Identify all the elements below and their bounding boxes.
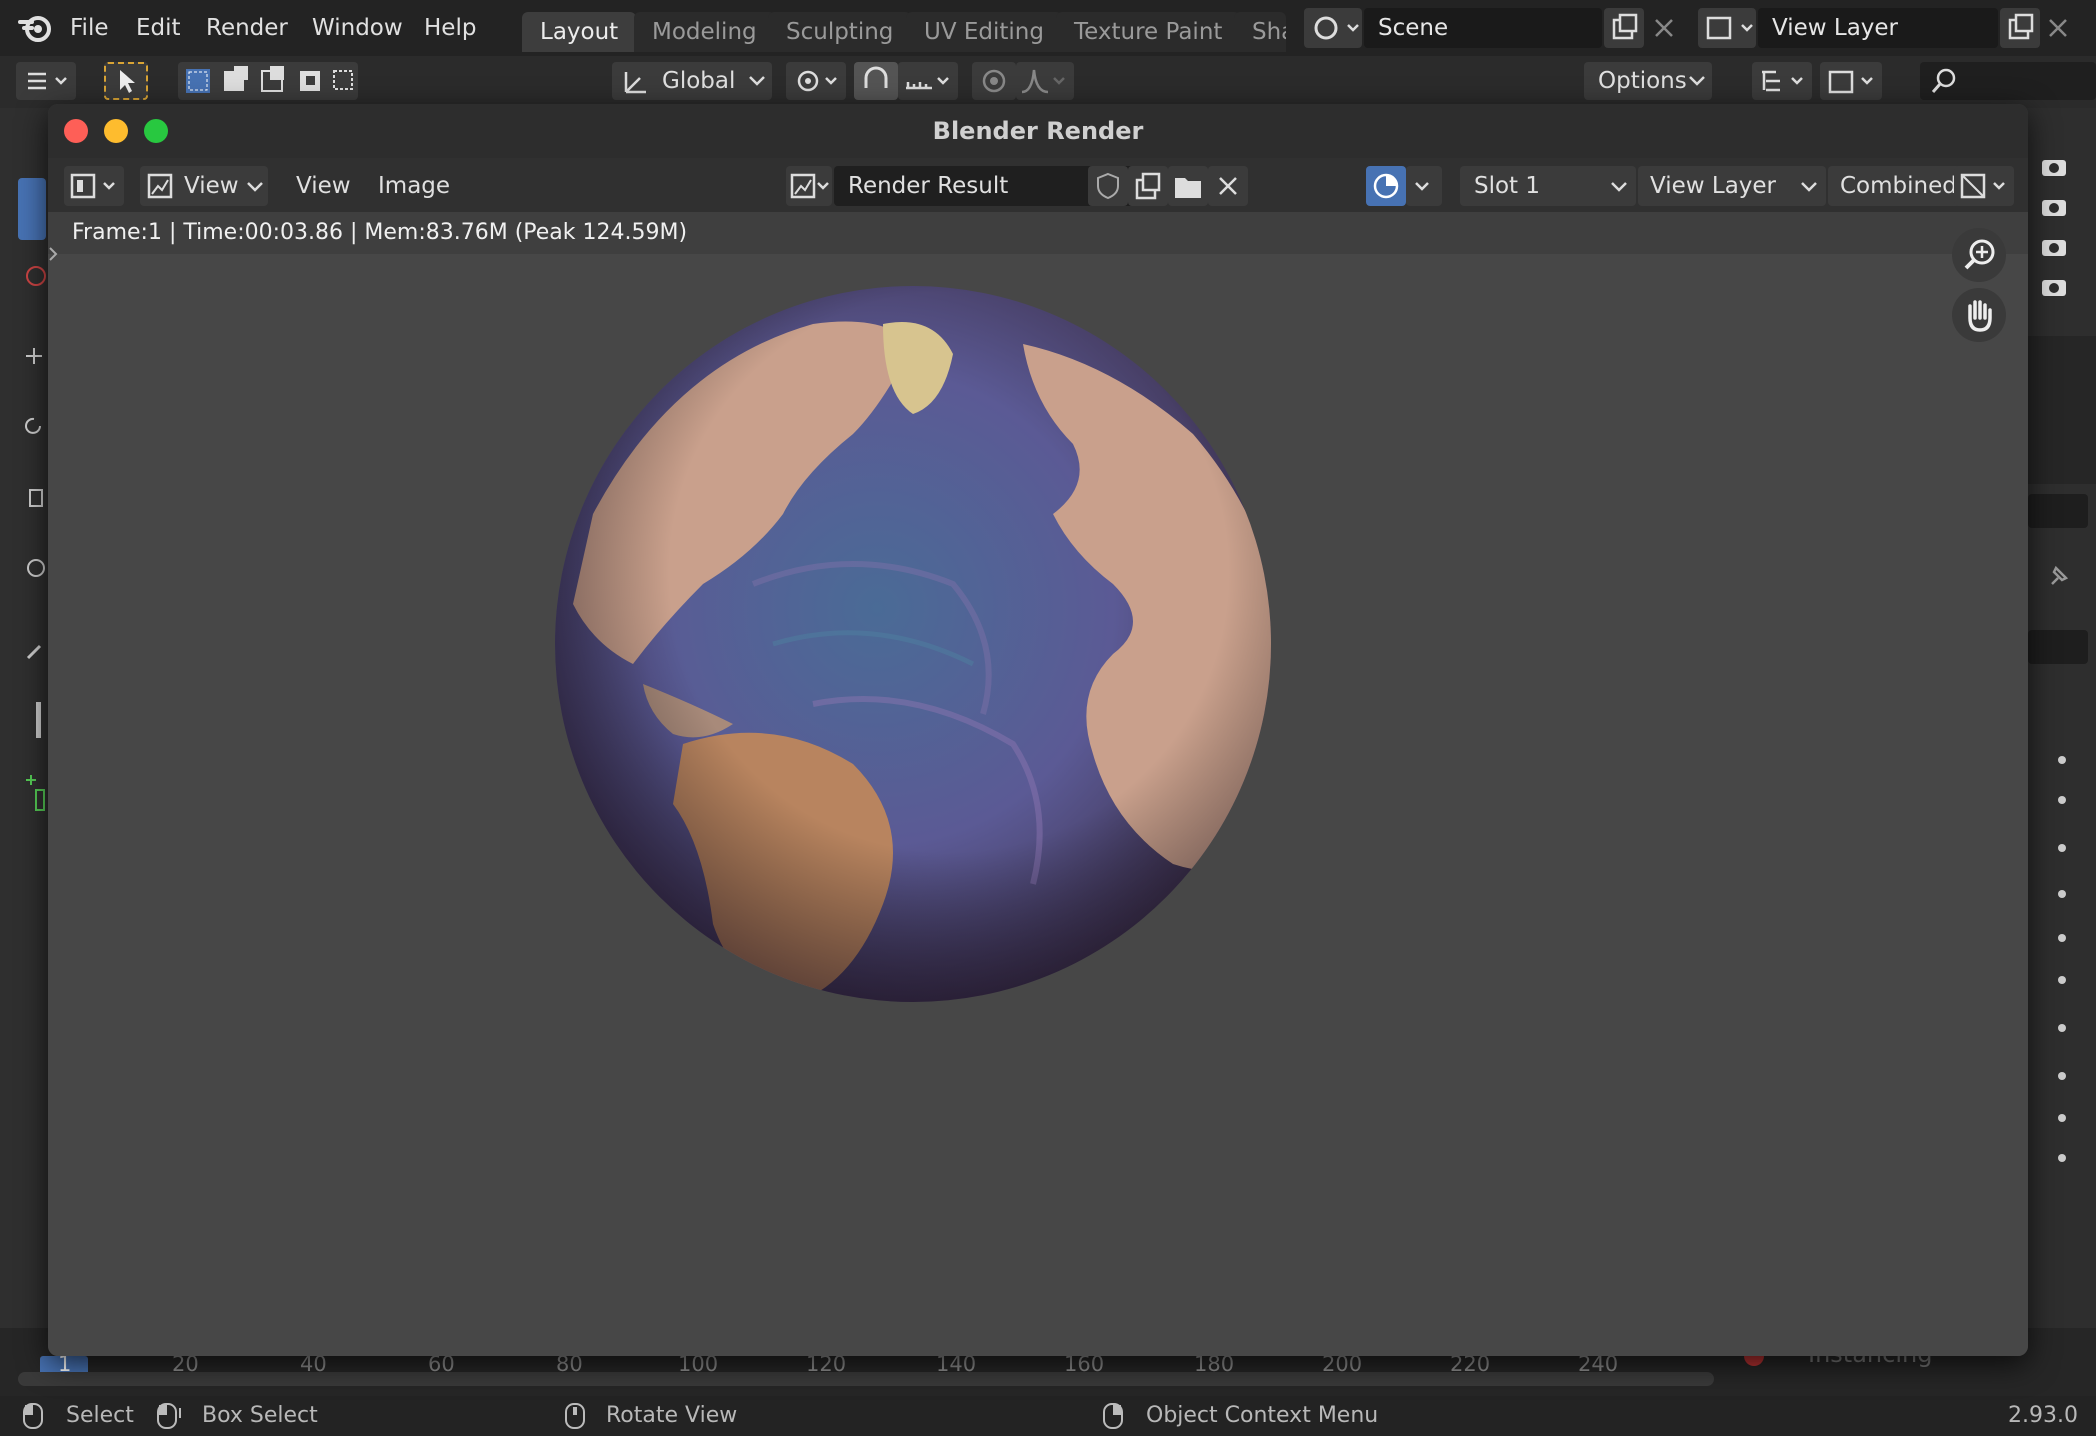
sidebar-toggle-arrow-icon[interactable] [48, 242, 58, 266]
menu-view[interactable]: View [296, 166, 351, 206]
new-image-icon[interactable] [1128, 166, 1168, 206]
render-slot-dropdown[interactable]: Slot 1 [1460, 166, 1636, 206]
menu-image[interactable]: Image [378, 166, 450, 206]
outliner-filter-dropdown[interactable] [1752, 62, 1812, 100]
view-layer-dropdown[interactable]: View Layer [1638, 166, 1826, 206]
menu-file[interactable]: File [70, 0, 109, 56]
scale-tool-icon[interactable] [22, 486, 46, 510]
tab-shading[interactable]: Sha [1234, 12, 1286, 52]
scene-selector-button[interactable] [1304, 8, 1362, 48]
add-cube-tool-icon[interactable] [22, 774, 46, 814]
keyframe-dot[interactable] [2058, 976, 2066, 984]
annotate-tool-icon[interactable] [22, 640, 46, 664]
proportional-falloff-dropdown[interactable] [1016, 62, 1074, 100]
menu-window[interactable]: Window [312, 0, 403, 56]
render-pass-label: Combined [1840, 173, 1957, 199]
snap-target-dropdown[interactable] [898, 62, 958, 100]
pivot-point-dropdown[interactable] [786, 62, 846, 100]
zoom-view-icon[interactable] [1952, 228, 2006, 282]
pan-view-hand-icon[interactable] [1952, 288, 2006, 342]
options-label: Options [1598, 68, 1687, 94]
tab-texture-paint[interactable]: Texture Paint [1056, 12, 1241, 52]
open-image-folder-icon[interactable] [1168, 166, 1208, 206]
timeline-scrollbar[interactable] [18, 1372, 1714, 1386]
fake-user-shield-icon[interactable] [1088, 166, 1128, 206]
image-name-label: Render Result [848, 173, 1009, 199]
status-select: Select [66, 1403, 134, 1428]
transform-orientation-dropdown[interactable]: Global [612, 62, 772, 100]
mouse-left-icon [22, 1402, 44, 1430]
select-tool-icon[interactable] [104, 62, 148, 100]
options-dropdown[interactable]: Options [1584, 62, 1712, 100]
render-camera-icon-3[interactable] [2040, 234, 2070, 258]
keyframe-dot[interactable] [2058, 756, 2066, 764]
display-channels-icon[interactable] [1366, 166, 1406, 206]
display-mode-dropdown[interactable] [1820, 62, 1882, 100]
new-scene-icon[interactable] [1604, 8, 1644, 48]
orientation-label: Global [662, 68, 736, 94]
delete-scene-icon[interactable] [1650, 14, 1678, 42]
tab-layout[interactable]: Layout [522, 12, 637, 52]
keyframe-dot[interactable] [2058, 1024, 2066, 1032]
status-rotate-view: Rotate View [606, 1403, 738, 1428]
window-title: Blender Render [932, 117, 1144, 145]
keyframe-dot[interactable] [2058, 1154, 2066, 1162]
new-view-layer-icon[interactable] [2000, 8, 2040, 48]
measure-tool-icon[interactable] [22, 700, 46, 740]
render-window[interactable]: Blender Render View View Image Render Re… [48, 104, 2028, 1356]
rotate-tool-icon[interactable] [22, 414, 46, 438]
status-box-select: Box Select [202, 1403, 318, 1428]
rendered-earth-globe [553, 284, 1273, 1004]
mode-label: View [184, 173, 239, 199]
keyframe-dot[interactable] [2058, 796, 2066, 804]
cursor-tool-icon[interactable] [22, 264, 46, 288]
render-camera-icon-1[interactable] [2040, 154, 2070, 178]
tab-uv-editing[interactable]: UV Editing [906, 12, 1062, 52]
mouse-middle-icon [564, 1402, 586, 1430]
selection-mode-group [178, 62, 358, 100]
menu-render[interactable]: Render [206, 0, 288, 56]
proportional-edit-icon[interactable] [972, 62, 1016, 100]
outliner-area [2025, 336, 2096, 484]
transform-tool-icon[interactable] [22, 556, 46, 580]
editor-type-button[interactable] [16, 62, 76, 100]
browse-image-button[interactable] [786, 166, 832, 206]
editor-mode-dropdown[interactable]: View [140, 166, 268, 206]
tab-modeling[interactable]: Modeling [634, 12, 775, 52]
snap-toggle-icon[interactable] [854, 62, 898, 100]
search-icon [1931, 68, 1956, 93]
view-layer-selector-button[interactable] [1698, 8, 1756, 48]
tab-sculpting[interactable]: Sculpting [768, 12, 912, 52]
render-camera-icon-2[interactable] [2040, 194, 2070, 218]
properties-field[interactable] [2028, 630, 2088, 664]
menu-edit[interactable]: Edit [136, 0, 181, 56]
keyframe-dot[interactable] [2058, 934, 2066, 942]
delete-view-layer-icon[interactable] [2044, 14, 2072, 42]
move-tool-icon[interactable] [22, 344, 46, 368]
scene-name-field[interactable]: Scene [1364, 8, 1602, 48]
pin-icon[interactable] [2044, 560, 2074, 590]
mouse-drag-icon [156, 1402, 186, 1430]
keyframe-dot[interactable] [2058, 1114, 2066, 1122]
active-tool-indicator [18, 178, 46, 240]
keyframe-dot[interactable] [2058, 890, 2066, 898]
outliner-search-input[interactable] [1920, 62, 2096, 100]
render-camera-icon-4[interactable] [2040, 274, 2070, 298]
frame-info-text: Frame:1 | Time:00:03.86 | Mem:83.76M (Pe… [72, 220, 688, 245]
editor-type-button[interactable] [64, 166, 124, 206]
keyframe-dot[interactable] [2058, 1072, 2066, 1080]
status-context-menu: Object Context Menu [1146, 1403, 1379, 1428]
mouse-right-icon [1102, 1402, 1124, 1430]
unlink-image-icon[interactable] [1208, 166, 1248, 206]
slot-label: Slot 1 [1474, 173, 1541, 199]
display-channels-dropdown[interactable] [1406, 166, 1442, 206]
keyframe-dot[interactable] [2058, 844, 2066, 852]
blender-logo-icon[interactable] [18, 12, 52, 44]
properties-search-field[interactable] [2028, 494, 2088, 528]
view-layer-label: View Layer [1650, 173, 1777, 199]
version-label: 2.93.0 [2008, 1403, 2078, 1428]
menu-help[interactable]: Help [424, 0, 476, 56]
view-layer-name-field[interactable]: View Layer [1758, 8, 1998, 48]
gizmo-toggle-dropdown[interactable] [1954, 166, 2014, 206]
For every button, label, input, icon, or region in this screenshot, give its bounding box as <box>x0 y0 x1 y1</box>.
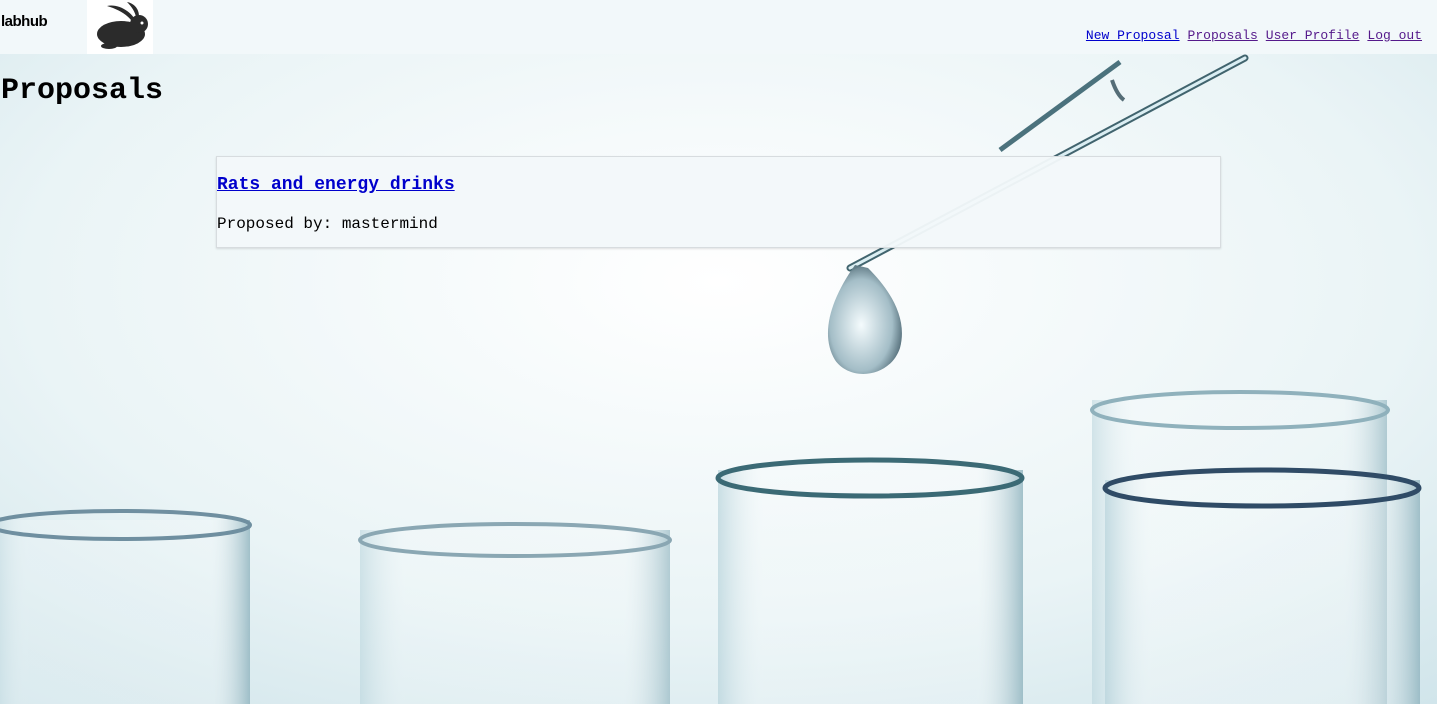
nav-links: New Proposal Proposals User Profile Log … <box>1086 28 1422 43</box>
lab-background-image <box>0 0 1437 704</box>
page-title: Proposals <box>1 74 164 108</box>
proposal-card: Rats and energy drinks Proposed by: mast… <box>216 156 1221 248</box>
nav-link-log-out[interactable]: Log out <box>1367 28 1422 43</box>
nav-link-proposals[interactable]: Proposals <box>1188 28 1258 43</box>
navbar: labhub New Proposal Proposals User Profi… <box>0 0 1437 54</box>
nav-link-user-profile[interactable]: User Profile <box>1266 28 1360 43</box>
proposal-author: mastermind <box>341 215 438 233</box>
proposed-by-label: Proposed by: <box>217 215 333 233</box>
nav-link-new-proposal[interactable]: New Proposal <box>1086 28 1180 43</box>
brand-name[interactable]: labhub <box>1 13 48 30</box>
rabbit-logo-icon[interactable] <box>87 0 153 54</box>
proposal-meta: Proposed by: mastermind <box>217 215 438 233</box>
proposal-title-link[interactable]: Rats and energy drinks <box>217 175 455 195</box>
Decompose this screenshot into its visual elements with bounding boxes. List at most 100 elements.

* What is expected: Write out the lines of the listing exactly, beginning at the line that contains "sidebar-toggle-arrow-icon[interactable] [48, 242, 58, 266]" and ending after the line that contains "render-slot-dropdown[interactable]: Slot 1".

* Response to the exercise:
sidebar-toggle-arrow-icon[interactable] [48, 242, 58, 266]
menu-view[interactable]: View [296, 166, 351, 206]
new-image-icon[interactable] [1128, 166, 1168, 206]
render-slot-dropdown[interactable]: Slot 1 [1460, 166, 1636, 206]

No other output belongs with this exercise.